Do this:
Output the stretch of the material from the line containing "grid-ring xyxy=(251,216,285,248)" through the line containing "spoke xyxy=(144,232,269,262)" as a JSON list of strings, one string per line, leaving out any blank lines.

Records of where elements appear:
:::::

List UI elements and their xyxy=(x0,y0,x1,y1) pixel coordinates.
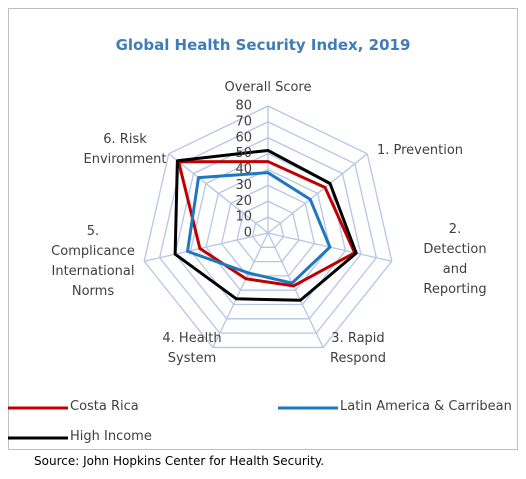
grid-ring xyxy=(251,216,285,248)
spoke xyxy=(267,153,368,234)
r-tick-label: 30 xyxy=(235,178,252,193)
r-tick-label: 60 xyxy=(235,130,252,145)
grid-ring xyxy=(236,200,300,263)
legend-label: Latin America & Carribean xyxy=(340,399,512,414)
category-label: Overall Score xyxy=(224,80,312,95)
category-label: 1. Prevention xyxy=(376,143,464,158)
spoke xyxy=(212,232,269,348)
category-label: 2. Detection and Reporting xyxy=(423,222,487,297)
r-tick-label: 80 xyxy=(235,99,252,114)
category-label: 3. Rapid Respond xyxy=(330,331,386,366)
series-line xyxy=(177,160,357,288)
series-line xyxy=(173,148,358,302)
grid-ring xyxy=(205,168,331,291)
source-note: Source: John Hopkins Center for Health S… xyxy=(34,454,325,468)
spoke xyxy=(144,232,269,262)
grid-ring xyxy=(174,137,362,320)
r-tick-label: 70 xyxy=(235,114,252,129)
series-line xyxy=(186,171,332,285)
r-tick-label: 20 xyxy=(235,194,252,209)
grid-ring xyxy=(143,105,393,349)
category-label: 6. Risk Environment xyxy=(83,132,167,167)
legend-label: Costa Rica xyxy=(70,399,139,414)
grid-ring xyxy=(220,184,316,277)
category-label: 5. Complicance International Norms xyxy=(51,224,135,299)
category-label: 4. Health System xyxy=(162,331,222,366)
grid-ring xyxy=(189,152,347,306)
r-tick-label: 10 xyxy=(235,210,252,225)
r-tick-label: 50 xyxy=(235,146,252,161)
spoke xyxy=(168,153,269,234)
spoke xyxy=(267,232,324,348)
r-tick-label: 40 xyxy=(235,162,252,177)
r-tick-label: 0 xyxy=(244,226,252,241)
legend-label: High Income xyxy=(70,429,152,444)
chart-title: Global Health Security Index, 2019 xyxy=(115,36,411,54)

:::::

The answer:
[
  "grid-ring xyxy=(251,216,285,248)",
  "spoke xyxy=(267,153,368,234)",
  "r-tick-label: 30 xyxy=(235,178,252,193)",
  "r-tick-label: 60 xyxy=(235,130,252,145)",
  "grid-ring xyxy=(236,200,300,263)",
  "legend-label: Latin America & Carribean xyxy=(340,399,512,414)",
  "category-label: Overall Score xyxy=(224,80,312,95)",
  "category-label: 1. Prevention xyxy=(376,143,464,158)",
  "spoke xyxy=(212,232,269,348)",
  "category-label: 2. Detection and Reporting xyxy=(423,222,487,297)",
  "r-tick-label: 80 xyxy=(235,99,252,114)",
  "category-label: 3. Rapid Respond xyxy=(330,331,386,366)",
  "series-line xyxy=(177,160,357,288)",
  "series-line xyxy=(173,148,358,302)",
  "grid-ring xyxy=(205,168,331,291)",
  "source-note: Source: John Hopkins Center for Health S… xyxy=(34,454,325,468)",
  "spoke xyxy=(144,232,269,262)"
]